(begin)

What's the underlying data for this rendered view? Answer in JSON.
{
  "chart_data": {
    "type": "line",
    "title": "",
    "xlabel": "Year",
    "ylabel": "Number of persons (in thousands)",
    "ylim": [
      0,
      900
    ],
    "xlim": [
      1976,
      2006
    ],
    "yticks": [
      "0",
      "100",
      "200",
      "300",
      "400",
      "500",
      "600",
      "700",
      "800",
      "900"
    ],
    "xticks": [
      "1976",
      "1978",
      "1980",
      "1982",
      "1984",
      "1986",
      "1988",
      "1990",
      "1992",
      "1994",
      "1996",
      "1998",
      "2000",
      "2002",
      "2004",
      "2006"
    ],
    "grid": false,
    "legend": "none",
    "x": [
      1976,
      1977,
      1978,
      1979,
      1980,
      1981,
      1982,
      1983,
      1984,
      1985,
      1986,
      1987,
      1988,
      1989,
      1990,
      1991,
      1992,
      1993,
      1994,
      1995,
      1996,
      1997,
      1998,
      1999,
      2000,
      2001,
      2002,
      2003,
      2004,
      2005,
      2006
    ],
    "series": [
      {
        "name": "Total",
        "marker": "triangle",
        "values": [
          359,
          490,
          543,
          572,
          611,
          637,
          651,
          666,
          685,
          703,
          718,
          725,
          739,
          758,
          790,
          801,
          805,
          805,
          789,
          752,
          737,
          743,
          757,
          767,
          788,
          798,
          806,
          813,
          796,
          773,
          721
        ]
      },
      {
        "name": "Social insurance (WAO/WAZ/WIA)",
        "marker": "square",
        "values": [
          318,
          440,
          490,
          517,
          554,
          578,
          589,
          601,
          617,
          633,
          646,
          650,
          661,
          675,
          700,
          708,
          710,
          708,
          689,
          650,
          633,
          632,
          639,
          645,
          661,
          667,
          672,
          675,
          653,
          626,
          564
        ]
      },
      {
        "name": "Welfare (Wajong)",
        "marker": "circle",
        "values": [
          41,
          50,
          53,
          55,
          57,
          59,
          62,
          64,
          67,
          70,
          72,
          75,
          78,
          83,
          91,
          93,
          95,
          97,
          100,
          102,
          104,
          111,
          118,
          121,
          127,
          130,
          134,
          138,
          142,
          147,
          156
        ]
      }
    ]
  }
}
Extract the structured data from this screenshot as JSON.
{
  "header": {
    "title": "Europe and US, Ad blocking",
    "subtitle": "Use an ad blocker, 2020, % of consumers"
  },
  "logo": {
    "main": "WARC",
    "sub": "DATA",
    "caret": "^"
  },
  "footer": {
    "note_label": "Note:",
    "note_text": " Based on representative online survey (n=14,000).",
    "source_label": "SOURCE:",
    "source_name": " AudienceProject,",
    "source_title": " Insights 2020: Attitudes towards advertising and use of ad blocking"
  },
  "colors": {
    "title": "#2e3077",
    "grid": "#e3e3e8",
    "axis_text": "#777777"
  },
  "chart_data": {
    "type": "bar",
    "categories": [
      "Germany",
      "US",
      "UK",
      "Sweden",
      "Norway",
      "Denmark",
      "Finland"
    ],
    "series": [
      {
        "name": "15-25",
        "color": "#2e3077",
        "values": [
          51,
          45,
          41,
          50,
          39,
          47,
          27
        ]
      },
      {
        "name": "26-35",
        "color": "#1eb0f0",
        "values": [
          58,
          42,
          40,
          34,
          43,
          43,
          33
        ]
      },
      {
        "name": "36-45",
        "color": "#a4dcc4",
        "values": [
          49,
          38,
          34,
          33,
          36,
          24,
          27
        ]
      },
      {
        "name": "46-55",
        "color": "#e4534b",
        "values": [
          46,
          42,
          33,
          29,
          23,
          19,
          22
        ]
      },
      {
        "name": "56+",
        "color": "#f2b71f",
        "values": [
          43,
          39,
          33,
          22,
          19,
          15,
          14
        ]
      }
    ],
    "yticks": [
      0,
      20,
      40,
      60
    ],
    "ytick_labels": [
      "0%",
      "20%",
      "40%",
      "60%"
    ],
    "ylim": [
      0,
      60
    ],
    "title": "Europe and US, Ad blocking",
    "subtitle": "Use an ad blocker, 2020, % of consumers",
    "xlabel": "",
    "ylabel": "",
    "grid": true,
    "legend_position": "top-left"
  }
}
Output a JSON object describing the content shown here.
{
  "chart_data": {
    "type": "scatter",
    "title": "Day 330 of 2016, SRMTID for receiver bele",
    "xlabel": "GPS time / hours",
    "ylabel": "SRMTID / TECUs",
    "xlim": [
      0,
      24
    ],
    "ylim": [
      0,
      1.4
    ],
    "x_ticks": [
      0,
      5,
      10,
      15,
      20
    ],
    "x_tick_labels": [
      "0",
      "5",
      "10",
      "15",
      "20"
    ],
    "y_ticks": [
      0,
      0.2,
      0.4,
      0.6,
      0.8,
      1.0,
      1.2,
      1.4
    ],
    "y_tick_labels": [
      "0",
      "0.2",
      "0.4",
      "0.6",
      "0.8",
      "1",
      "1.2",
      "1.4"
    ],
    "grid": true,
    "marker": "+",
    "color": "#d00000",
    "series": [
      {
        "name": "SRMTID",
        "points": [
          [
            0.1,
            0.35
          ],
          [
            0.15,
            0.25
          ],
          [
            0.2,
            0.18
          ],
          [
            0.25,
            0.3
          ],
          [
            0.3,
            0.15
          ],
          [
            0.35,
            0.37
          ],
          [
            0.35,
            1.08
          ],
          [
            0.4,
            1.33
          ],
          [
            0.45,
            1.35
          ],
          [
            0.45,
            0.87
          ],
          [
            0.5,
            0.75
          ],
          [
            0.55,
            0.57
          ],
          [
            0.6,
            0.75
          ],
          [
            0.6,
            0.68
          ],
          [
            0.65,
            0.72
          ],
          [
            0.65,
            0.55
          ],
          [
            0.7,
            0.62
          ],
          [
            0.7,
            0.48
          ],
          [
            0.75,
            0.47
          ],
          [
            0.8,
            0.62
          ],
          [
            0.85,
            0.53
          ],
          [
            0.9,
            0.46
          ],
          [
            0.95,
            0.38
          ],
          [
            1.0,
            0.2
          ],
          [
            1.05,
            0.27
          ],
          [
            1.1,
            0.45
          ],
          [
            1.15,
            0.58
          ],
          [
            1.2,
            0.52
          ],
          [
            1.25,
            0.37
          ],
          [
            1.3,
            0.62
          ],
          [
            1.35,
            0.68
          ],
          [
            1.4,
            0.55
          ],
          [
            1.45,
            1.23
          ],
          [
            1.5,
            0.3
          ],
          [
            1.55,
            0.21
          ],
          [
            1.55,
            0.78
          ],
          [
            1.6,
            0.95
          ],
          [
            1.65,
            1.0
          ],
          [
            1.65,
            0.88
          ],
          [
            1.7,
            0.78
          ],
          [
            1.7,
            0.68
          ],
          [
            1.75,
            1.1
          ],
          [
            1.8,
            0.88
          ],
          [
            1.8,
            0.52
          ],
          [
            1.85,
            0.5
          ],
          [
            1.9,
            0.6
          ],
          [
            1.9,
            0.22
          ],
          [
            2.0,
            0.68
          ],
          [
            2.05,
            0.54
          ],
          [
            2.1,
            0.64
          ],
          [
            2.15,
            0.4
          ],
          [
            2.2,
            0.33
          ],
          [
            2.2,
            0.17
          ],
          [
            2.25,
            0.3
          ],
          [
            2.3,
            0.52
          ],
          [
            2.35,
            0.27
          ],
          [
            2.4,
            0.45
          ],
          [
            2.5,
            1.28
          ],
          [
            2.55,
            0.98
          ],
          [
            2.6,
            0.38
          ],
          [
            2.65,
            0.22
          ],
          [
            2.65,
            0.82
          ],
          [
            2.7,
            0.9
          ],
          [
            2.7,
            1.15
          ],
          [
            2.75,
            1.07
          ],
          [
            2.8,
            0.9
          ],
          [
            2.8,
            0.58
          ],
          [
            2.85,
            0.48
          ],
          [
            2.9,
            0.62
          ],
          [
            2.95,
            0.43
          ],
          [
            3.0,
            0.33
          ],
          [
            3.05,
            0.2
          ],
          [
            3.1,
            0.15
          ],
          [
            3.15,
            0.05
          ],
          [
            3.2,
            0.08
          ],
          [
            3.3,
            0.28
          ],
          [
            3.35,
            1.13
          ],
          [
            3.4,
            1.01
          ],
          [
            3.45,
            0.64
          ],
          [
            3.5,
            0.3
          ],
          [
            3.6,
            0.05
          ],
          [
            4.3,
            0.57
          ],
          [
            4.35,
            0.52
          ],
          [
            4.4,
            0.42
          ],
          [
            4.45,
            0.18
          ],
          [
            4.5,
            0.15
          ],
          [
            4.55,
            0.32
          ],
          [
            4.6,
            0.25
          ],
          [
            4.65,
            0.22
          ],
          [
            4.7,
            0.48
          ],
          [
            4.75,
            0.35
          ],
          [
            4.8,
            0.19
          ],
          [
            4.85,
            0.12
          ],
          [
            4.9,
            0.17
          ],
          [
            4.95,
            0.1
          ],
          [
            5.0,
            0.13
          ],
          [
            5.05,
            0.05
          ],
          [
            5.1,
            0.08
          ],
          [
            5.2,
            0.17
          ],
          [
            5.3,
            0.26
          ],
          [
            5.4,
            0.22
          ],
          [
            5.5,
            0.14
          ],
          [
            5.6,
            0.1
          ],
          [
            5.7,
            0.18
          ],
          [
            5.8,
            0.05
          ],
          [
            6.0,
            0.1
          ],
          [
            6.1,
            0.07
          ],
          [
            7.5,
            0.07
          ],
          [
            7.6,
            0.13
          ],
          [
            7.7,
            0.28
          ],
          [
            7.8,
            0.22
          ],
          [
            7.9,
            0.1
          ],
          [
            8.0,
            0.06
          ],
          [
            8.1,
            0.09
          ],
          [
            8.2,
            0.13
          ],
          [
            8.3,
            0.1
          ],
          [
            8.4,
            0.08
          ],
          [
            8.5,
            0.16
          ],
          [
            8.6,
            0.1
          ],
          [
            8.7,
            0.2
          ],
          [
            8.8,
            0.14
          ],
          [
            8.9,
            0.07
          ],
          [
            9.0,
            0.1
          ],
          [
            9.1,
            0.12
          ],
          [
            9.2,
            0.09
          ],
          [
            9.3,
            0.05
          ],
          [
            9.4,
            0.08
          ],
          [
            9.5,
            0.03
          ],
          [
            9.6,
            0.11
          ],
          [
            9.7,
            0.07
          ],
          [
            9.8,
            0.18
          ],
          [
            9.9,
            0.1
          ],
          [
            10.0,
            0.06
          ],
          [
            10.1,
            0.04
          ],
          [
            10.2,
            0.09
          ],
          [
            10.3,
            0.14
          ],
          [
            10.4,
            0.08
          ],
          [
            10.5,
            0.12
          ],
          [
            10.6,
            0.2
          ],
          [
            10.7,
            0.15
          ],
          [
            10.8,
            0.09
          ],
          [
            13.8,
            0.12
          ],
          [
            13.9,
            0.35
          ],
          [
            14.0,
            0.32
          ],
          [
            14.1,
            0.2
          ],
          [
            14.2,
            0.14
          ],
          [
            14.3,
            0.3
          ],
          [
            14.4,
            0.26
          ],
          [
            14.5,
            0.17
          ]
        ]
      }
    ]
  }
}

(end)

The word "this" appears in how many lines of the records? Give the number only.

2